Each record must be reproduced exactly as it is shown.

**** Stored data

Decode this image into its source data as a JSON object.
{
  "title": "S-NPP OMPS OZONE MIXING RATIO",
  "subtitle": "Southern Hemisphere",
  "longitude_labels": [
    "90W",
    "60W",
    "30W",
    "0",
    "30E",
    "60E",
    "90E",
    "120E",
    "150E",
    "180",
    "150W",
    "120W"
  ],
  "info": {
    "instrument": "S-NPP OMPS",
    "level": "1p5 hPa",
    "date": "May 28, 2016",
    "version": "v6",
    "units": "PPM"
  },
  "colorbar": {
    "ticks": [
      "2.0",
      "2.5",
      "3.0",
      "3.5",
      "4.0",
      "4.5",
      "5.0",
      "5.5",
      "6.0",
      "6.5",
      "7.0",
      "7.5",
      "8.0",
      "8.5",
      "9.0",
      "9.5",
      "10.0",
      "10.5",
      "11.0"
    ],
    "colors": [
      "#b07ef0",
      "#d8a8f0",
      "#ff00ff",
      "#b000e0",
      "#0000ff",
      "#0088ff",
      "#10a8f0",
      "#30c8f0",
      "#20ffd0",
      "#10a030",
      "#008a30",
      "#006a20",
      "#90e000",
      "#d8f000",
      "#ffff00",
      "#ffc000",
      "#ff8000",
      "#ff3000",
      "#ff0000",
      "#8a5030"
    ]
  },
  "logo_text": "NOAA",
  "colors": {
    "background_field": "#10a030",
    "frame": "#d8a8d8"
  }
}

********

Exercise solution:
Decode this image into its source data as a JSON object.
{
  "title": "S-NPP OMPS OZONE MIXING RATIO",
  "subtitle": "Southern Hemisphere",
  "longitude_labels": [
    "90W",
    "60W",
    "30W",
    "0",
    "30E",
    "60E",
    "90E",
    "120E",
    "150E",
    "180",
    "150W",
    "120W"
  ],
  "info": {
    "instrument": "S-NPP OMPS",
    "level": "1p5 hPa",
    "date": "May 28, 2016",
    "version": "v6",
    "units": "PPM"
  },
  "colorbar": {
    "ticks": [
      "2.0",
      "2.5",
      "3.0",
      "3.5",
      "4.0",
      "4.5",
      "5.0",
      "5.5",
      "6.0",
      "6.5",
      "7.0",
      "7.5",
      "8.0",
      "8.5",
      "9.0",
      "9.5",
      "10.0",
      "10.5",
      "11.0"
    ],
    "colors": [
      "#b07ef0",
      "#d8a8f0",
      "#ff00ff",
      "#b000e0",
      "#0000ff",
      "#0088ff",
      "#10a8f0",
      "#30c8f0",
      "#20ffd0",
      "#10a030",
      "#008a30",
      "#006a20",
      "#90e000",
      "#d8f000",
      "#ffff00",
      "#ffc000",
      "#ff8000",
      "#ff3000",
      "#ff0000",
      "#8a5030"
    ]
  },
  "logo_text": "NOAA",
  "colors": {
    "background_field": "#10a030",
    "frame": "#d8a8d8"
  }
}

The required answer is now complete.